PROBLEM DETAILS: Note each line of the listing that contains the string "this", and copy it.

-----

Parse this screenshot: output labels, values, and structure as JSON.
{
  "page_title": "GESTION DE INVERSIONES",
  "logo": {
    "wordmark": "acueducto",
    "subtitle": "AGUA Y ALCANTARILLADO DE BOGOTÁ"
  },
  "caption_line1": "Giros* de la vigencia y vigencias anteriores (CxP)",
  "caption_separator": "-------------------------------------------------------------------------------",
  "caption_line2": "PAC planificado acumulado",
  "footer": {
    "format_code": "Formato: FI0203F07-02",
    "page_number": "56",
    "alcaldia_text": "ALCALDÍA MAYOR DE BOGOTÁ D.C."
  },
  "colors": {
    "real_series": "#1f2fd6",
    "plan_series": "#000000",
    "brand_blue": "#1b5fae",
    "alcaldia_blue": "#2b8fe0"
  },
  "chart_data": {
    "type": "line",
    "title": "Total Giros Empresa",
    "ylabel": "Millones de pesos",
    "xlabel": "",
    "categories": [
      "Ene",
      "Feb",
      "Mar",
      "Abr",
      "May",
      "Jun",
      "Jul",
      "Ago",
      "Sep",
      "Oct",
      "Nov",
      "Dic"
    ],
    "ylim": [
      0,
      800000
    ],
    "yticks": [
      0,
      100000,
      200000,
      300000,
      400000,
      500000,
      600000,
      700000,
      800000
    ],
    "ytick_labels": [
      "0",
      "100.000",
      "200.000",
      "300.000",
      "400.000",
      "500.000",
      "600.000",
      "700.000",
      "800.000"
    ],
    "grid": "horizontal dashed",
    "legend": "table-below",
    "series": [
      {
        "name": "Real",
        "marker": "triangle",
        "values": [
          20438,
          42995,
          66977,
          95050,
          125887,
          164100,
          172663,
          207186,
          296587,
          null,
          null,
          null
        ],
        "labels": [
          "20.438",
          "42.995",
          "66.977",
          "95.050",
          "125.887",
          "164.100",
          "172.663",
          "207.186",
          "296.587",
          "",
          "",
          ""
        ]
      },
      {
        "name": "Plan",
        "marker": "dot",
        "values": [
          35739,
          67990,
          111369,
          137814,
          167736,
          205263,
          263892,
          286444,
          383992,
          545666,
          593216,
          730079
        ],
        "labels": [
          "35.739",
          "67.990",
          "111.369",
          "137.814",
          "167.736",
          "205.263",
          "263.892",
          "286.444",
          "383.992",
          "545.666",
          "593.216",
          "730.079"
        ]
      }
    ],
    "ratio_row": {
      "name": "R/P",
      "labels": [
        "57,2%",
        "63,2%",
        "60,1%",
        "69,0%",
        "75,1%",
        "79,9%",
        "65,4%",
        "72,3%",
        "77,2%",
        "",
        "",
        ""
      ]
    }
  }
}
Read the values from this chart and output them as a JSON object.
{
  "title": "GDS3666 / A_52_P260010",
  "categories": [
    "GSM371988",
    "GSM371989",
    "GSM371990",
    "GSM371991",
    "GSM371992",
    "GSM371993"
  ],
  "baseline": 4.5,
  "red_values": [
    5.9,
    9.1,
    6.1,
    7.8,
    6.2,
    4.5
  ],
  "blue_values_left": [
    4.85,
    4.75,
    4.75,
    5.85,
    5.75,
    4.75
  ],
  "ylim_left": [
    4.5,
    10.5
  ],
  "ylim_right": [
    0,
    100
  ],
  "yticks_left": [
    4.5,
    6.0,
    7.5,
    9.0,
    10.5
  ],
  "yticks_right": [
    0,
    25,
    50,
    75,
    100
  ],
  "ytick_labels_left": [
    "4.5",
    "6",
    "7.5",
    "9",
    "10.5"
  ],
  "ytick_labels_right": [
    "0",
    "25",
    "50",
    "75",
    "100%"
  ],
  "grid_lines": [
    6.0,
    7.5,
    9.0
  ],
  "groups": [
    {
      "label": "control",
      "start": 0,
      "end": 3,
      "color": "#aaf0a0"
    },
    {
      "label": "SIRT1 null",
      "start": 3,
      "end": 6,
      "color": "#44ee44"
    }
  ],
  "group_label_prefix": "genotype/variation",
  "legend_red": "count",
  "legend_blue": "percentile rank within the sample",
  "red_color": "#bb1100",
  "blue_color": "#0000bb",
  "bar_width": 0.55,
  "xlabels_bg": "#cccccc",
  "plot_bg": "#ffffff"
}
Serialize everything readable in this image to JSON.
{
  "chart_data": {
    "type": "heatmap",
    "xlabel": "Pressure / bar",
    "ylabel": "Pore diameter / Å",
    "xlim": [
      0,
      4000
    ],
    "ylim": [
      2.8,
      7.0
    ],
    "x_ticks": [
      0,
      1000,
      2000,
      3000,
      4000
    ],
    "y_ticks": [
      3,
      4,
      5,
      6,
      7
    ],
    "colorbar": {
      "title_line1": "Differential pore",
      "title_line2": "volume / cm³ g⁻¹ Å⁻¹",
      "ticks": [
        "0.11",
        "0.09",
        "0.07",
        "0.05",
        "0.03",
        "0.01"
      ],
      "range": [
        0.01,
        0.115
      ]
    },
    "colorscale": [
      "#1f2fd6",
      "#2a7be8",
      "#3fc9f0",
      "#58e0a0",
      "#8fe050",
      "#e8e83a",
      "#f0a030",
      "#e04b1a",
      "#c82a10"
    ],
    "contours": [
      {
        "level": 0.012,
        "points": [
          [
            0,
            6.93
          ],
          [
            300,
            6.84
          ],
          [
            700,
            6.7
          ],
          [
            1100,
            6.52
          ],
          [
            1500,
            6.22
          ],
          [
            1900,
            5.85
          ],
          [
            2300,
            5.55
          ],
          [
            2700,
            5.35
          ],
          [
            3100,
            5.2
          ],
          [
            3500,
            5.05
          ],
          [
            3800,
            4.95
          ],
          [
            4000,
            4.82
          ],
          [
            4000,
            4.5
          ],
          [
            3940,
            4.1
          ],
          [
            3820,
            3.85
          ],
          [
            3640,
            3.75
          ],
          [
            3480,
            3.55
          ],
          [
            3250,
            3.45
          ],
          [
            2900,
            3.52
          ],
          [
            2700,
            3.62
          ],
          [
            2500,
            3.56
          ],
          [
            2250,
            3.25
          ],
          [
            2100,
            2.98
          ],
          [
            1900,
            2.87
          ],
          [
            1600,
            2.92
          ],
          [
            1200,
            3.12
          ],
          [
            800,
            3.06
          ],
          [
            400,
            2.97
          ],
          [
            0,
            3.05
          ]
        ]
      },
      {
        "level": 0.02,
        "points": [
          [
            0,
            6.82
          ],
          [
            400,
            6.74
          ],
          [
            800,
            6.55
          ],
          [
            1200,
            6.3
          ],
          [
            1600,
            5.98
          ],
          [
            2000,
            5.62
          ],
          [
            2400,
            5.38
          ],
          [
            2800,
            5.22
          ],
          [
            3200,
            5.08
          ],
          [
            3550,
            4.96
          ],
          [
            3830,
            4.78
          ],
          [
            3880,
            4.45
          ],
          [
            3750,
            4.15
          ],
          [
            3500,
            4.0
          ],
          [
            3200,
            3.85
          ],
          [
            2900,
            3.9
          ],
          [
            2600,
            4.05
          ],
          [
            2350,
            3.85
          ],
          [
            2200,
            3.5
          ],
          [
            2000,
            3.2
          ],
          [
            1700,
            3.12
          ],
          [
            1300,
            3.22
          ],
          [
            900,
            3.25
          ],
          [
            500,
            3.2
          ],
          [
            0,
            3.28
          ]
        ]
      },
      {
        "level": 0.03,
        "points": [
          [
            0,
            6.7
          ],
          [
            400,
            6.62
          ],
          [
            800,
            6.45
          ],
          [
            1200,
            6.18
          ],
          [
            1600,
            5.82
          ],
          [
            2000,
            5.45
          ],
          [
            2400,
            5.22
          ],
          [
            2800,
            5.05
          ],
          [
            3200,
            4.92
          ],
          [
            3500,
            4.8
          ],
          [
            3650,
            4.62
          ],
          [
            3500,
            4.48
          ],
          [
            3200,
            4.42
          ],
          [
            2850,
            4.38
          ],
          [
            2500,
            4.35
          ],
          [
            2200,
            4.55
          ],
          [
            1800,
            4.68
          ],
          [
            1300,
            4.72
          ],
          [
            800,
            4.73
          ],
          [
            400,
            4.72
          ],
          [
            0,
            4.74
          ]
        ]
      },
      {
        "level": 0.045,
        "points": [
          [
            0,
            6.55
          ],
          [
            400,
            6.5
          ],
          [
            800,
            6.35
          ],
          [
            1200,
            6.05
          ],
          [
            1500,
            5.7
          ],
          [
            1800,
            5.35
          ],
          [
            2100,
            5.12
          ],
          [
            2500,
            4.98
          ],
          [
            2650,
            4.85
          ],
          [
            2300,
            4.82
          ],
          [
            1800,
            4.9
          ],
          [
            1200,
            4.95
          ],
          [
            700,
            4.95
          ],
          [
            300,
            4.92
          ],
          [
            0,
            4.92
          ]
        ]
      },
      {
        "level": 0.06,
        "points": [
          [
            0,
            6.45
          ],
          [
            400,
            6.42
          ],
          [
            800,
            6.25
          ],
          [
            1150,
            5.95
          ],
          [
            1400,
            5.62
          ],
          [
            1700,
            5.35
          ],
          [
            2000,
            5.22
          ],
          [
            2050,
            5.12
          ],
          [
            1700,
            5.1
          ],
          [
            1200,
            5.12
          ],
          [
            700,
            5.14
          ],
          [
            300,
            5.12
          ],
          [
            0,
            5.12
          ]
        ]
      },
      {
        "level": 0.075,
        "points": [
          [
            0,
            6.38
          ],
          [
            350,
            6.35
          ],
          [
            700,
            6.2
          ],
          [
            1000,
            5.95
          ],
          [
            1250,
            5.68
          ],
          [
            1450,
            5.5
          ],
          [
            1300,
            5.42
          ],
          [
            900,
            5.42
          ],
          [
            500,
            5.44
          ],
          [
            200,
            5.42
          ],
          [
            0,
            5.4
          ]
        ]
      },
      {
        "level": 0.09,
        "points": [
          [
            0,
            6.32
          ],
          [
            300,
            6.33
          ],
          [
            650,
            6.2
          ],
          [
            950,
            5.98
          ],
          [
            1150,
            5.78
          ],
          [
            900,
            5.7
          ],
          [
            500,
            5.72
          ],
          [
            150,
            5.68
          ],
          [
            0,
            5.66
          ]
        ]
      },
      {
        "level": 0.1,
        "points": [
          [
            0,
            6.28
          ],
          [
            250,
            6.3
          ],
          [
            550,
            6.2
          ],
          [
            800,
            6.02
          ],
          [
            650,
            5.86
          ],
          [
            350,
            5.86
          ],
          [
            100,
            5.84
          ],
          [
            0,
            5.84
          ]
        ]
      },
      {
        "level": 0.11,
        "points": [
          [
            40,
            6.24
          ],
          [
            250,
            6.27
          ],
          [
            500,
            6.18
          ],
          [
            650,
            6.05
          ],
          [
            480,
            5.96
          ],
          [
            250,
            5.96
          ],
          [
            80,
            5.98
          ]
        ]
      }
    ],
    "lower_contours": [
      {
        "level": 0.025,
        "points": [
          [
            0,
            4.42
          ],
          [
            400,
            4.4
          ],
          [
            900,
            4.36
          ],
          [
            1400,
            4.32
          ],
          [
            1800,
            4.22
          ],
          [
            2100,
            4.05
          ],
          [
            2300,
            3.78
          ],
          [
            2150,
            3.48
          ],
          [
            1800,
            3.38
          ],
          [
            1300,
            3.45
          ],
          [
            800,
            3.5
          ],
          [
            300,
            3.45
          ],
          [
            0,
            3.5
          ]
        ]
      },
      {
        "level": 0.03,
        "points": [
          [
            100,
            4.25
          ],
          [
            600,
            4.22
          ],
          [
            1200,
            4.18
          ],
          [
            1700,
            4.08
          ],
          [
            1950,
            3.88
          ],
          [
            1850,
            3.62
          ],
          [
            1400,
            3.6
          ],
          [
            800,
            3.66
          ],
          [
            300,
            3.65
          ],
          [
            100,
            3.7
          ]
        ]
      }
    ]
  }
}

-----

SOLUTION:
Parse this screenshot: output labels, values, and structure as JSON.
Read the values from this chart and output them as a JSON object.
Serialize everything readable in this image to JSON.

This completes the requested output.